§ **THE REQUEST**:
Count the lines containing "tilintarkastetun" in the entries underneath, and state that count without anything else.
─── RECORDS SUPPLIED
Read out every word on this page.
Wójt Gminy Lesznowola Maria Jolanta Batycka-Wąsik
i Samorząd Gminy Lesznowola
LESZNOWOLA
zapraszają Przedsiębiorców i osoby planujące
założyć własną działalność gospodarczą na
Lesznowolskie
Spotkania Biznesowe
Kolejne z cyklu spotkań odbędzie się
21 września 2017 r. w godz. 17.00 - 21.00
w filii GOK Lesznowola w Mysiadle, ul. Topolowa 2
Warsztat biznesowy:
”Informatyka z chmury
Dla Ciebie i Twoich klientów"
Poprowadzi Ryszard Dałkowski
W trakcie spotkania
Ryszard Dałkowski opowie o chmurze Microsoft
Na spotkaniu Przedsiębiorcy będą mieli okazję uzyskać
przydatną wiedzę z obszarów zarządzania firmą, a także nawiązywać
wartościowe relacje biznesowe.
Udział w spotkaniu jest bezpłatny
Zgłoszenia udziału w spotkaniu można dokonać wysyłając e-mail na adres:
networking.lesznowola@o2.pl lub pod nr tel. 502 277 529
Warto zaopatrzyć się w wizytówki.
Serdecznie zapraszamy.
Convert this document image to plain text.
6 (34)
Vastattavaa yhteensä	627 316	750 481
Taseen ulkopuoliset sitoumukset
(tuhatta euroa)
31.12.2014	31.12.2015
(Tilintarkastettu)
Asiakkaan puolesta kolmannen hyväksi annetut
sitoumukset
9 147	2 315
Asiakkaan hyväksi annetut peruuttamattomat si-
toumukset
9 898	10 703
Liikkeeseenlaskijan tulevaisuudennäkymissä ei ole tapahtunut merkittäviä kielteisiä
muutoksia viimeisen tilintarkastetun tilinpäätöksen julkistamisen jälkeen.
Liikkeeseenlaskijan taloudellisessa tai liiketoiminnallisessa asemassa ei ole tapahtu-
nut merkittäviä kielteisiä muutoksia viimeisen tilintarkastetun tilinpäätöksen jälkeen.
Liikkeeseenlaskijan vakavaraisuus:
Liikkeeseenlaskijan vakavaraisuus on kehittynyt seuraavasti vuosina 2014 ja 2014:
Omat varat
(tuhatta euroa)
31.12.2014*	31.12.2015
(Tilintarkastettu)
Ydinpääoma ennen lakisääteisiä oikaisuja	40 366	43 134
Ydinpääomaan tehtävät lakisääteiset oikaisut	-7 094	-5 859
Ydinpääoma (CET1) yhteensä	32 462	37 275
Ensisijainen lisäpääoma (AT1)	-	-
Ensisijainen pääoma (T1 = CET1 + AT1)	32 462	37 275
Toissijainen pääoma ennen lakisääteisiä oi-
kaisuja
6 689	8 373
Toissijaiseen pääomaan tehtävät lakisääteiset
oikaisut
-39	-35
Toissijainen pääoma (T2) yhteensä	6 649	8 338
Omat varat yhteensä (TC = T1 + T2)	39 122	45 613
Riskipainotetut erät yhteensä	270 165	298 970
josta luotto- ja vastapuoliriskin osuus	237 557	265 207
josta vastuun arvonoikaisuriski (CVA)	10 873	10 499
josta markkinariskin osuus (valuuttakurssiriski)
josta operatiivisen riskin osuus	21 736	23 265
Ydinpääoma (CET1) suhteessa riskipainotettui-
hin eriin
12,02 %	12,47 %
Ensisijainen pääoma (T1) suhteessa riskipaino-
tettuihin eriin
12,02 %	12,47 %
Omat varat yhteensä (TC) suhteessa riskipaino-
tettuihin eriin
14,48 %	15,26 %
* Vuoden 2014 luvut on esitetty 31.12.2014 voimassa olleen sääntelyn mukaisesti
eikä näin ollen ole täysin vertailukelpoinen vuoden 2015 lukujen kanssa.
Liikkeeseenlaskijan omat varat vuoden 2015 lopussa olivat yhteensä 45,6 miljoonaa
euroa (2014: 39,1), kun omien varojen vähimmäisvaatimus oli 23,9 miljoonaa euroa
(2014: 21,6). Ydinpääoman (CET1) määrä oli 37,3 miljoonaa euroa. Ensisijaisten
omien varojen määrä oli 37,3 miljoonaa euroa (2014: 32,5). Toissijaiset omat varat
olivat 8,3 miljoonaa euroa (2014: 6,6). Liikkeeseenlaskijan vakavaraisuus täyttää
──────
§ **ANSWER**:
2